◆ SUPPLIED DATA:
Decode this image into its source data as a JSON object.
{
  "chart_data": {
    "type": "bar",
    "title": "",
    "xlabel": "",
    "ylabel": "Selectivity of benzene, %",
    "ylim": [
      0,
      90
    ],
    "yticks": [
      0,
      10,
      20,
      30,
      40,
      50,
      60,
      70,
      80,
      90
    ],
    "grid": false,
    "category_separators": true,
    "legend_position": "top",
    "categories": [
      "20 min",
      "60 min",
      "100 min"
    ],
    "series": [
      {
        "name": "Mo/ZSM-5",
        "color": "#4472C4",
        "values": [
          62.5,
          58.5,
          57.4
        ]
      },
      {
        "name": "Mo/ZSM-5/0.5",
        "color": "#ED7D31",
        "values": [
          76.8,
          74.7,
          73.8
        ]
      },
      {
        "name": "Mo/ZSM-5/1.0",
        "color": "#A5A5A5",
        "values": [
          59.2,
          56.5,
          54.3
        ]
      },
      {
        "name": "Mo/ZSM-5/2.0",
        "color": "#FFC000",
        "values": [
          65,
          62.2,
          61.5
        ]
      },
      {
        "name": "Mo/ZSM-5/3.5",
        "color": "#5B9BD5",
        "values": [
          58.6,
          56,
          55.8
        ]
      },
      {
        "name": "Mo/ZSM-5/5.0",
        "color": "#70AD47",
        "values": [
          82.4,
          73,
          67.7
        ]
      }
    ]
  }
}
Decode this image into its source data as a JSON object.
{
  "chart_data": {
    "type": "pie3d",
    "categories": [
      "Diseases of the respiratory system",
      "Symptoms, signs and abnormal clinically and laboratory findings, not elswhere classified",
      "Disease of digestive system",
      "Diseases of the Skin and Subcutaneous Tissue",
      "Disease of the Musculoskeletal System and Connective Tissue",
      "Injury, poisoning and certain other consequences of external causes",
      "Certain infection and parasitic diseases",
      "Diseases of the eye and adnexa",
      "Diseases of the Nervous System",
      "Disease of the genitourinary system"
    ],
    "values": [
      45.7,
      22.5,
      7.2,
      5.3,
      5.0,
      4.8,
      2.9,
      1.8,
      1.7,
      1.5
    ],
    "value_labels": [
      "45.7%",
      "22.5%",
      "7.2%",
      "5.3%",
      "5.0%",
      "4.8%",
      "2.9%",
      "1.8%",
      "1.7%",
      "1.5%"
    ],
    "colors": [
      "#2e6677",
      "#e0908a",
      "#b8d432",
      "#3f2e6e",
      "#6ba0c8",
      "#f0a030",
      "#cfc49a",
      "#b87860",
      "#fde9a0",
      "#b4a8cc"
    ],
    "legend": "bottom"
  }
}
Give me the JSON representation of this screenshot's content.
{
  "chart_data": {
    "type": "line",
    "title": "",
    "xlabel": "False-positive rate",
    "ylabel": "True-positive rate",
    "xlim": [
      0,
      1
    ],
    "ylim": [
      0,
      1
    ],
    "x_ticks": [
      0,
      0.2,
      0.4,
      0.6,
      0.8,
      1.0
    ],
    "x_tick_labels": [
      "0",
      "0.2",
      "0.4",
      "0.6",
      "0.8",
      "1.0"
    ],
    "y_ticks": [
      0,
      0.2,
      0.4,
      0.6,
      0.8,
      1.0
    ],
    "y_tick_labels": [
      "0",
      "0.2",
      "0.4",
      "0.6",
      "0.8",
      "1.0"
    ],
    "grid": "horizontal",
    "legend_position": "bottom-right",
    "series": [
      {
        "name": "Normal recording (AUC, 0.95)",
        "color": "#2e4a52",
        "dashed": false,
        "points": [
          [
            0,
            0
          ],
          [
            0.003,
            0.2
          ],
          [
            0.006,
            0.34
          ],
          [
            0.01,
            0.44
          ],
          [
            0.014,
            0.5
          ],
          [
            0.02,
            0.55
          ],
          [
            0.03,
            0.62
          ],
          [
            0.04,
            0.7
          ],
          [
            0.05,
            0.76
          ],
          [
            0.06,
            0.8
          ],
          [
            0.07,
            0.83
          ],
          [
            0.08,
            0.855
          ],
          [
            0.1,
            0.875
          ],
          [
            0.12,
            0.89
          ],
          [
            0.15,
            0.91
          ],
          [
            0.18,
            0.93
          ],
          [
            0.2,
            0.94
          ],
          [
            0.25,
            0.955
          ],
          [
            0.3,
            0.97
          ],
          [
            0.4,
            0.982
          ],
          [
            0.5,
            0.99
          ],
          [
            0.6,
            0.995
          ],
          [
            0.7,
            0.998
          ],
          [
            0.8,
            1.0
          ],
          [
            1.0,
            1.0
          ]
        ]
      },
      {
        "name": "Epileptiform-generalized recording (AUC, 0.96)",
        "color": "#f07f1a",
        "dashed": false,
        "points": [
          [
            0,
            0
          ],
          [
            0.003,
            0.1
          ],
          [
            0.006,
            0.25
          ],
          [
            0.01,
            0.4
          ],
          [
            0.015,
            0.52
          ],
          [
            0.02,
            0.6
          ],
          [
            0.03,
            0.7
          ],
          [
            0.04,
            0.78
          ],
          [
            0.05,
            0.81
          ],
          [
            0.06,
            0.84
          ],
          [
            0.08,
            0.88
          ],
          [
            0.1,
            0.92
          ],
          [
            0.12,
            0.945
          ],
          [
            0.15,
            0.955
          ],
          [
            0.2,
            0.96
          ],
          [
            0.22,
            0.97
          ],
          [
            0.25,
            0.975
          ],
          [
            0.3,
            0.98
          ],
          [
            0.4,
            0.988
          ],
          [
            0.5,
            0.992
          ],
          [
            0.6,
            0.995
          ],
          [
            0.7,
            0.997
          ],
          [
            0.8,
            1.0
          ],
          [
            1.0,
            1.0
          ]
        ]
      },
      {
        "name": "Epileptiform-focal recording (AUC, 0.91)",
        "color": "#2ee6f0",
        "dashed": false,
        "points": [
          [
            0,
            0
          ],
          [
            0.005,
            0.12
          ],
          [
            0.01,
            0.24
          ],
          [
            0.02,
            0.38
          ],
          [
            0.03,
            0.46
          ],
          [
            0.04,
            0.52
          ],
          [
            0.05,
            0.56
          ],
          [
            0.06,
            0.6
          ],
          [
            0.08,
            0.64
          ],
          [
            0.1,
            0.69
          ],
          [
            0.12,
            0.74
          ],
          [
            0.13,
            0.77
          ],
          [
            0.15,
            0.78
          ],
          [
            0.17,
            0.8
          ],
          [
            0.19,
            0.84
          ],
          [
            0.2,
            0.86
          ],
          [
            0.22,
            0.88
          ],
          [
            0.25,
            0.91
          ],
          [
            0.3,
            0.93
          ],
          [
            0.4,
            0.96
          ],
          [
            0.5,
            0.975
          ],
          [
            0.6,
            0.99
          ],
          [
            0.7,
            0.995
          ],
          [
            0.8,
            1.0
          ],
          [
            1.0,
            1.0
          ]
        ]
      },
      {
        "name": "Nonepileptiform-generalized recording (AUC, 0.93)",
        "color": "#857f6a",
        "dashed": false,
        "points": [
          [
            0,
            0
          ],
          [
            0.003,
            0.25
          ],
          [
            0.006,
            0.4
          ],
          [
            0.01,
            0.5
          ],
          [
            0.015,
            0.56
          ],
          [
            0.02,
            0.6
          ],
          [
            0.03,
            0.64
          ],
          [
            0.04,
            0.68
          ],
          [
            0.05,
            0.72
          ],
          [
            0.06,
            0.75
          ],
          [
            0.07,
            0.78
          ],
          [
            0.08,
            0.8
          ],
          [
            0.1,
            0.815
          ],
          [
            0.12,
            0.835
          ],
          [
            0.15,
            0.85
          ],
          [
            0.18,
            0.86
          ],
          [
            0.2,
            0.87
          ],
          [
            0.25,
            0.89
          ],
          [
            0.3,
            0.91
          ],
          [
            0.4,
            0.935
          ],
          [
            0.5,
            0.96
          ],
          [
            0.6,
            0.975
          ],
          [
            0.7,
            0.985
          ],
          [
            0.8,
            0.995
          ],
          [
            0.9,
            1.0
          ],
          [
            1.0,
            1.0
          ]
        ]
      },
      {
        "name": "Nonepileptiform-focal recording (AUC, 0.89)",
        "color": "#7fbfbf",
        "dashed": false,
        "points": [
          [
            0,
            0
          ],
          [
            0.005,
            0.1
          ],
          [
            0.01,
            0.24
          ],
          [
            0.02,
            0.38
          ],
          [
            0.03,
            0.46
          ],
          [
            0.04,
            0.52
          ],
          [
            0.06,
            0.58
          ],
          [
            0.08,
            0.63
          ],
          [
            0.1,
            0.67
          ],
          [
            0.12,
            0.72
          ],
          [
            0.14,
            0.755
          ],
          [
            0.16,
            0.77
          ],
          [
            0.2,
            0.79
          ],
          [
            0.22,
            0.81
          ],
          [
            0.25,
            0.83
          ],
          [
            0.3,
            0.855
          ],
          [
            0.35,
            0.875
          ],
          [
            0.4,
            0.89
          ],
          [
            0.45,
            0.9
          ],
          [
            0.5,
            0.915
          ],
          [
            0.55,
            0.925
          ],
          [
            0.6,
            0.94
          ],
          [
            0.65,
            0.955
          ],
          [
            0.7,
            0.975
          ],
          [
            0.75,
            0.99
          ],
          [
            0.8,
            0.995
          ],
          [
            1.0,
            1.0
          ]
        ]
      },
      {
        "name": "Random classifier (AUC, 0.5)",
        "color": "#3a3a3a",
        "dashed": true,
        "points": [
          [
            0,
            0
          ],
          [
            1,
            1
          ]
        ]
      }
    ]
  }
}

◆ REQUIRED WORK: Go through the listing above and list every line that has the word "ylabel".

◆ ANSWER TO THE TASK:
    "ylabel": "Selectivity of benzene, %",
    "ylabel": "True-positive rate",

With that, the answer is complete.